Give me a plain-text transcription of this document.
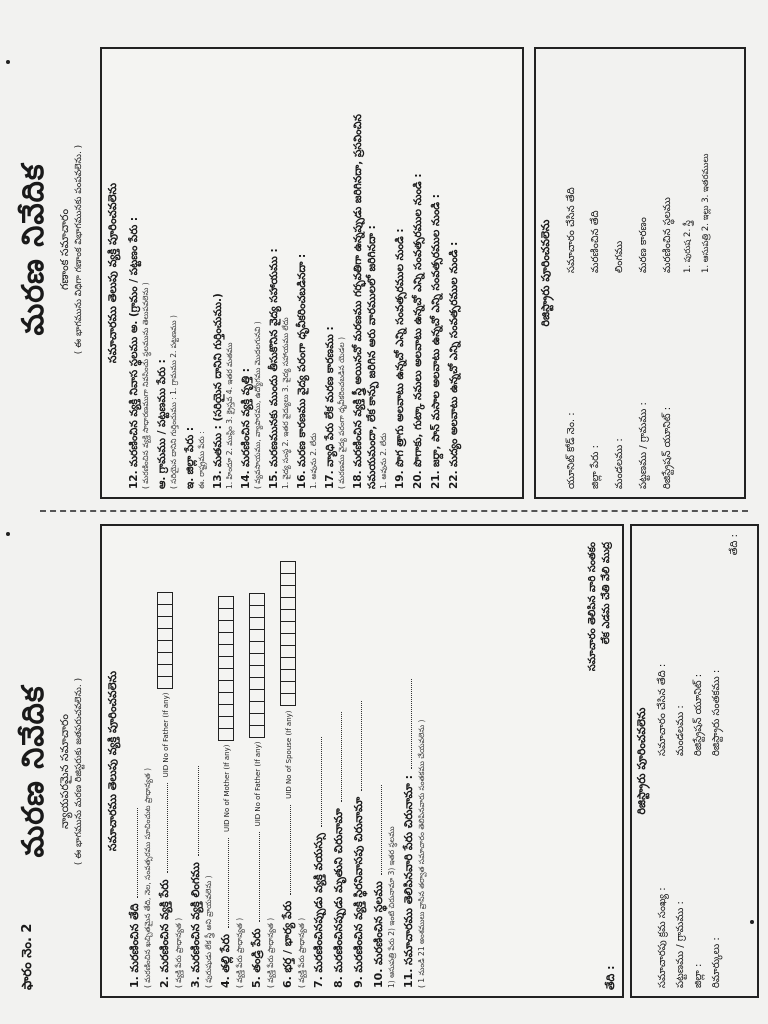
ఫారం నెం. 2
మరణ నివేదిక న్యాయపరమైన సమాచారం ( ఈ భాగమును మరణ రిజిస్టరుకు జతపరుచవలెను. )	సమాచారము తెలుపు వ్యక్తి పూరించవలెను
1. మరణించిన తేది ( మరణించిన ఖచ్చితమైన తేది, నెల, సంవత్సరము సూచించుట ప్రాధాన్యత ) 2. మరణించిన వ్యక్తి పేరుUID No of Father (If any)
( వ్యక్తి పేరు ప్రాధాన్యత ) 3. మరణించిన వ్యక్తి లింగము ( పురుషుడు లేక స్త్రీ అని వ్రాయవలెను ) 4. తల్లి పేరుUID No of Mother (If any)
( వ్యక్తి పేరు ప్రాధాన్యత ) 5. తండ్రి పేరుUID No of Father (If any)
( వ్యక్తి పేరు ప్రాధాన్యత ) 6. భర్త / భార్య పేరుUID No of Spouse (If any)
( వ్యక్తి పేరు ప్రాధాన్యత ) 7. మరణించినప్పుడు వ్యక్తి వయస్సు
8. మరణించినప్పుడు మృతుని చిరునామా
9. మరణించిన వ్యక్తి స్థిరనివాసపు చిరునామా
10. మరణించిన స్థలము 1) ఆసుపత్రి పేరు 2) ఇంటి చిరునామా 3) ఇతర స్థలము 11. సమాచారము తెలిపినవారి పేరు చిరునామా : ( 1 నుండి 21 అంశములు వ్రాసిన తర్వాత సమాచారం తెలిపినవారు సంతకము చేయవలెను )
సమాచారం తెలిపిన వారి సంతకం లేక ఎడమ చేతి వేలి ముద్ర
తేది :
రిజిస్ట్రారు పూరించవలెను
సమాచారపు క్రమ సంఖ్య :
సమాచారం చేసిన తేది :
పట్టణము / గ్రామము :
మండలము :
జిల్లా :
రిజిస్ట్రేషన్ యూనిట్ :
రిమార్కులు :
రిజిస్ట్రారు సంతకము :
తేది :
మరణ నివేదిక గణాంక సమాచారం ( ఈ భాగమును విధిగా గణాంక విభాగమునకు పంపవలెను. )	సమాచారము తెలుపు వ్యక్తి పూరించవలెను
12. మరణించిన వ్యక్తి నివాస స్థలము అ. (గ్రామం / పట్టణం పేరు : ( మరణించిన వ్యక్తి సాధారణముగా నివసించు స్థలమును తెలుపవలెను ) ఆ. గ్రామము / పట్టణము పేరు : ( సరియైన దానిని గుర్తించుము : 1. గ్రామము 2. పట్టణము ) ఇ. జిల్లా పేరు : ఈ. రాష్ట్రము పేరు : 13. మతము : (సరియైన దానిని గుర్తించుము.) 1. హిందూ 2. ముస్లిం 3. క్రైస్తవ 4. ఇతర మతము 14. మరణించిన వ్యక్తి వృత్తి : ( వ్యవసాయము, వ్యాపారము, ఉద్యోగము మొదలగునవి ) 15. మరణమునకు ముందు తీసుకొనిన వైద్య సహాయము : 1. వైద్య సంస్థ 2. ఇతర వైద్యులు 3. వైద్య సహాయము లేదు 16. మరణ కారణము వైద్య పరంగా ధృవీకరించబడినదా : 1. అవును 2. లేదు 17. వ్యాధి పేరు లేక మరణ కారణము : ( మరణము వైద్య పరంగా ధృవీకరించబడిన యెడల ) 18. మరణించిన వ్యక్తి స్త్రీ అయినచో మరణము గర్భవతిగా ఉన్నప్పుడు జరిగినదా, ప్రసవించిన సమయమందా, లేక కాన్పు జరిగిన ఆరు వారములలో జరిగినదా : 1. అవును 2. లేదు 19. పొగ త్రాగు అలవాటు ఉన్నచో ఎన్ని సంవత్సరముల నుండి :
20. పొగాకు, గుట్కా నమలు అలవాటు ఉన్నచో ఎన్ని సంవత్సరముల నుండి :
21. జర్దా, పాన్ మసాల అలవాటు ఉన్నచో ఎన్ని సంవత్సరముల నుండి :
22. మద్యం అలవాటు ఉన్నచో ఎన్ని సంవత్సరముల నుండి :	రిజిస్ట్రారు పూరించవలెను
యూనిట్ కోడ్ నెం. :	జిల్లా పేరు :	మండలము :	పట్టణము / గ్రామము :	రిజిస్ట్రేషన్ యూనిట్ :
సమాచారం చేసిన తేది	మరణించిన తేది	లింగము	మరణ కారణం	మరణించిన స్థలము	1. పురుష 2. స్త్రీ 1. ఆసుపత్రి 2. ఇల్లు 3. ఇతరములు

====

§ **Instructions to follow**: Leave every image out, and retype the material exactly.

§ **Solution below**:
Give me a plain-text transcription of this document.
ఫారం నెం. 2
మరణ నివేదిక న్యాయపరమైన సమాచారం ( ఈ భాగమును మరణ రిజిస్టరుకు జతపరుచవలెను. )	సమాచారము తెలుపు వ్యక్తి పూరించవలెను
1. మరణించిన తేది ( మరణించిన ఖచ్చితమైన తేది, నెల, సంవత్సరము సూచించుట ప్రాధాన్యత ) 2. మరణించిన వ్యక్తి పేరుUID No of Father (If any)
( వ్యక్తి పేరు ప్రాధాన్యత ) 3. మరణించిన వ్యక్తి లింగము ( పురుషుడు లేక స్త్రీ అని వ్రాయవలెను ) 4. తల్లి పేరుUID No of Mother (If any)
( వ్యక్తి పేరు ప్రాధాన్యత ) 5. తండ్రి పేరుUID No of Father (If any)
( వ్యక్తి పేరు ప్రాధాన్యత ) 6. భర్త / భార్య పేరుUID No of Spouse (If any)
( వ్యక్తి పేరు ప్రాధాన్యత ) 7. మరణించినప్పుడు వ్యక్తి వయస్సు
8. మరణించినప్పుడు మృతుని చిరునామా
9. మరణించిన వ్యక్తి స్థిరనివాసపు చిరునామా
10. మరణించిన స్థలము 1) ఆసుపత్రి పేరు 2) ఇంటి చిరునామా 3) ఇతర స్థలము 11. సమాచారము తెలిపినవారి పేరు చిరునామా : ( 1 నుండి 21 అంశములు వ్రాసిన తర్వాత సమాచారం తెలిపినవారు సంతకము చేయవలెను )
సమాచారం తెలిపిన వారి సంతకం లేక ఎడమ చేతి వేలి ముద్ర
తేది :
రిజిస్ట్రారు పూరించవలెను
సమాచారపు క్రమ సంఖ్య :
సమాచారం చేసిన తేది :
పట్టణము / గ్రామము :
మండలము :
జిల్లా :
రిజిస్ట్రేషన్ యూనిట్ :
రిమార్కులు :
రిజిస్ట్రారు సంతకము :
తేది :
మరణ నివేదిక గణాంక సమాచారం ( ఈ భాగమును విధిగా గణాంక విభాగమునకు పంపవలెను. )	సమాచారము తెలుపు వ్యక్తి పూరించవలెను
12. మరణించిన వ్యక్తి నివాస స్థలము అ. (గ్రామం / పట్టణం పేరు : ( మరణించిన వ్యక్తి సాధారణముగా నివసించు స్థలమును తెలుపవలెను ) ఆ. గ్రామము / పట్టణము పేరు : ( సరియైన దానిని గుర్తించుము : 1. గ్రామము 2. పట్టణము ) ఇ. జిల్లా పేరు : ఈ. రాష్ట్రము పేరు : 13. మతము : (సరియైన దానిని గుర్తించుము.) 1. హిందూ 2. ముస్లిం 3. క్రైస్తవ 4. ఇతర మతము 14. మరణించిన వ్యక్తి వృత్తి : ( వ్యవసాయము, వ్యాపారము, ఉద్యోగము మొదలగునవి ) 15. మరణమునకు ముందు తీసుకొనిన వైద్య సహాయము : 1. వైద్య సంస్థ 2. ఇతర వైద్యులు 3. వైద్య సహాయము లేదు 16. మరణ కారణము వైద్య పరంగా ధృవీకరించబడినదా : 1. అవును 2. లేదు 17. వ్యాధి పేరు లేక మరణ కారణము : ( మరణము వైద్య పరంగా ధృవీకరించబడిన యెడల ) 18. మరణించిన వ్యక్తి స్త్రీ అయినచో మరణము గర్భవతిగా ఉన్నప్పుడు జరిగినదా, ప్రసవించిన సమయమందా, లేక కాన్పు జరిగిన ఆరు వారములలో జరిగినదా : 1. అవును 2. లేదు 19. పొగ త్రాగు అలవాటు ఉన్నచో ఎన్ని సంవత్సరముల నుండి :
20. పొగాకు, గుట్కా నమలు అలవాటు ఉన్నచో ఎన్ని సంవత్సరముల నుండి :
21. జర్దా, పాన్ మసాల అలవాటు ఉన్నచో ఎన్ని సంవత్సరముల నుండి :
22. మద్యం అలవాటు ఉన్నచో ఎన్ని సంవత్సరముల నుండి :	రిజిస్ట్రారు పూరించవలెను
యూనిట్ కోడ్ నెం. :	జిల్లా పేరు :	మండలము :	పట్టణము / గ్రామము :	రిజిస్ట్రేషన్ యూనిట్ :
సమాచారం చేసిన తేది	మరణించిన తేది	లింగము	మరణ కారణం	మరణించిన స్థలము	1. పురుష 2. స్త్రీ 1. ఆసుపత్రి 2. ఇల్లు 3. ఇతరములు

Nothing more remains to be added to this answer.